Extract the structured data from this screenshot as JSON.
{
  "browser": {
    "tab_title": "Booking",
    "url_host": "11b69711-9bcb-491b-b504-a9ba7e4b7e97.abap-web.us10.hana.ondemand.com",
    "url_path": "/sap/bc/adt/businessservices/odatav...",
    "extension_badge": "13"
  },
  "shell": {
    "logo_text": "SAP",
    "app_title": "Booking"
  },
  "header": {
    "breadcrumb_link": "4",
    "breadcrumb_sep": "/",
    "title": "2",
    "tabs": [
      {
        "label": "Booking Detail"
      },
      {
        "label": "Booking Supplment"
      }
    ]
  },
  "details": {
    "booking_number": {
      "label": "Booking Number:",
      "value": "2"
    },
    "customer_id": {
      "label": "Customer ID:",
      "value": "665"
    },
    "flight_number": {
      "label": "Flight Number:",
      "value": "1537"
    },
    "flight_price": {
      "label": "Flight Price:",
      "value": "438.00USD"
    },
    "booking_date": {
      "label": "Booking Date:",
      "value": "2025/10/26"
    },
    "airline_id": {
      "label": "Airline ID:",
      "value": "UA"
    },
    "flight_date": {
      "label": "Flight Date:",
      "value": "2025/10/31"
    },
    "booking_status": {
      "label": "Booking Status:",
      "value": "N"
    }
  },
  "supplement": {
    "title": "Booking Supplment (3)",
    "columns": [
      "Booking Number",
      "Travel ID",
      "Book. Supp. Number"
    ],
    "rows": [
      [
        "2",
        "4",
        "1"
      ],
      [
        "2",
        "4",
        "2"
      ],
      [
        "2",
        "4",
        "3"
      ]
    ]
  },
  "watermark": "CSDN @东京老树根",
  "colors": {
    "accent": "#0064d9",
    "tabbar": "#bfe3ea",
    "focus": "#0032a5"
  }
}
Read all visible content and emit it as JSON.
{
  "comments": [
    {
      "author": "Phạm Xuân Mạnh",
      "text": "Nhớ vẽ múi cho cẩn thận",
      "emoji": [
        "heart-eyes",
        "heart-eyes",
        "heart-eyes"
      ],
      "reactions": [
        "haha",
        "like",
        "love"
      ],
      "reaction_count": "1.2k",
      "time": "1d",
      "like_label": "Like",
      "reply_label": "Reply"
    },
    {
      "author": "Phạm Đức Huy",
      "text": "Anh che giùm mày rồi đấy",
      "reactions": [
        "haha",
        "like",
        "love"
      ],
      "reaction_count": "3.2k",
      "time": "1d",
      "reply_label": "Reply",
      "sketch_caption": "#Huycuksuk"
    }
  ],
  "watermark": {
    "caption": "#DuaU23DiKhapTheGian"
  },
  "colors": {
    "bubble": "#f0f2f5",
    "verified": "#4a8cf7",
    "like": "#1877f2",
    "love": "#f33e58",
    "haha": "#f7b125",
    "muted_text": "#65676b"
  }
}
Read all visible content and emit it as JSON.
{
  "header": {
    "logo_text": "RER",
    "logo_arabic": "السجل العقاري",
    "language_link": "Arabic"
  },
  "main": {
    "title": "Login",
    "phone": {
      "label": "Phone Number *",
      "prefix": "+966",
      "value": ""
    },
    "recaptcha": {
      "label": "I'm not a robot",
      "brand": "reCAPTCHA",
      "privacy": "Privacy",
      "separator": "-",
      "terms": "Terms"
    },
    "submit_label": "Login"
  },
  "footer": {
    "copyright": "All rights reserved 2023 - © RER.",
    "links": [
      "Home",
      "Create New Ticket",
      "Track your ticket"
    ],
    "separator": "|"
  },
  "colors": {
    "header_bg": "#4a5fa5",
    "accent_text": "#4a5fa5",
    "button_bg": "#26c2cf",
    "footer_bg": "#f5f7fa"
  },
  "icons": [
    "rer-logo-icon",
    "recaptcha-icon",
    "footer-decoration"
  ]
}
==========
BRIEF:
Repeat the material above in full, quoting it exactly.

RESPONSE:
Extract the structured data from this screenshot as JSON.
{
  "browser": {
    "tab_title": "Booking",
    "url_host": "11b69711-9bcb-491b-b504-a9ba7e4b7e97.abap-web.us10.hana.ondemand.com",
    "url_path": "/sap/bc/adt/businessservices/odatav...",
    "extension_badge": "13"
  },
  "shell": {
    "logo_text": "SAP",
    "app_title": "Booking"
  },
  "header": {
    "breadcrumb_link": "4",
    "breadcrumb_sep": "/",
    "title": "2",
    "tabs": [
      {
        "label": "Booking Detail"
      },
      {
        "label": "Booking Supplment"
      }
    ]
  },
  "details": {
    "booking_number": {
      "label": "Booking Number:",
      "value": "2"
    },
    "customer_id": {
      "label": "Customer ID:",
      "value": "665"
    },
    "flight_number": {
      "label": "Flight Number:",
      "value": "1537"
    },
    "flight_price": {
      "label": "Flight Price:",
      "value": "438.00USD"
    },
    "booking_date": {
      "label": "Booking Date:",
      "value": "2025/10/26"
    },
    "airline_id": {
      "label": "Airline ID:",
      "value": "UA"
    },
    "flight_date": {
      "label": "Flight Date:",
      "value": "2025/10/31"
    },
    "booking_status": {
      "label": "Booking Status:",
      "value": "N"
    }
  },
  "supplement": {
    "title": "Booking Supplment (3)",
    "columns": [
      "Booking Number",
      "Travel ID",
      "Book. Supp. Number"
    ],
    "rows": [
      [
        "2",
        "4",
        "1"
      ],
      [
        "2",
        "4",
        "2"
      ],
      [
        "2",
        "4",
        "3"
      ]
    ]
  },
  "watermark": "CSDN @东京老树根",
  "colors": {
    "accent": "#0064d9",
    "tabbar": "#bfe3ea",
    "focus": "#0032a5"
  }
}
Read all visible content and emit it as JSON.
{
  "comments": [
    {
      "author": "Phạm Xuân Mạnh",
      "text": "Nhớ vẽ múi cho cẩn thận",
      "emoji": [
        "heart-eyes",
        "heart-eyes",
        "heart-eyes"
      ],
      "reactions": [
        "haha",
        "like",
        "love"
      ],
      "reaction_count": "1.2k",
      "time": "1d",
      "like_label": "Like",
      "reply_label": "Reply"
    },
    {
      "author": "Phạm Đức Huy",
      "text": "Anh che giùm mày rồi đấy",
      "reactions": [
        "haha",
        "like",
        "love"
      ],
      "reaction_count": "3.2k",
      "time": "1d",
      "reply_label": "Reply",
      "sketch_caption": "#Huycuksuk"
    }
  ],
  "watermark": {
    "caption": "#DuaU23DiKhapTheGian"
  },
  "colors": {
    "bubble": "#f0f2f5",
    "verified": "#4a8cf7",
    "like": "#1877f2",
    "love": "#f33e58",
    "haha": "#f7b125",
    "muted_text": "#65676b"
  }
}
Read all visible content and emit it as JSON.
{
  "header": {
    "logo_text": "RER",
    "logo_arabic": "السجل العقاري",
    "language_link": "Arabic"
  },
  "main": {
    "title": "Login",
    "phone": {
      "label": "Phone Number *",
      "prefix": "+966",
      "value": ""
    },
    "recaptcha": {
      "label": "I'm not a robot",
      "brand": "reCAPTCHA",
      "privacy": "Privacy",
      "separator": "-",
      "terms": "Terms"
    },
    "submit_label": "Login"
  },
  "footer": {
    "copyright": "All rights reserved 2023 - © RER.",
    "links": [
      "Home",
      "Create New Ticket",
      "Track your ticket"
    ],
    "separator": "|"
  },
  "colors": {
    "header_bg": "#4a5fa5",
    "accent_text": "#4a5fa5",
    "button_bg": "#26c2cf",
    "footer_bg": "#f5f7fa"
  },
  "icons": [
    "rer-logo-icon",
    "recaptcha-icon",
    "footer-decoration"
  ]
}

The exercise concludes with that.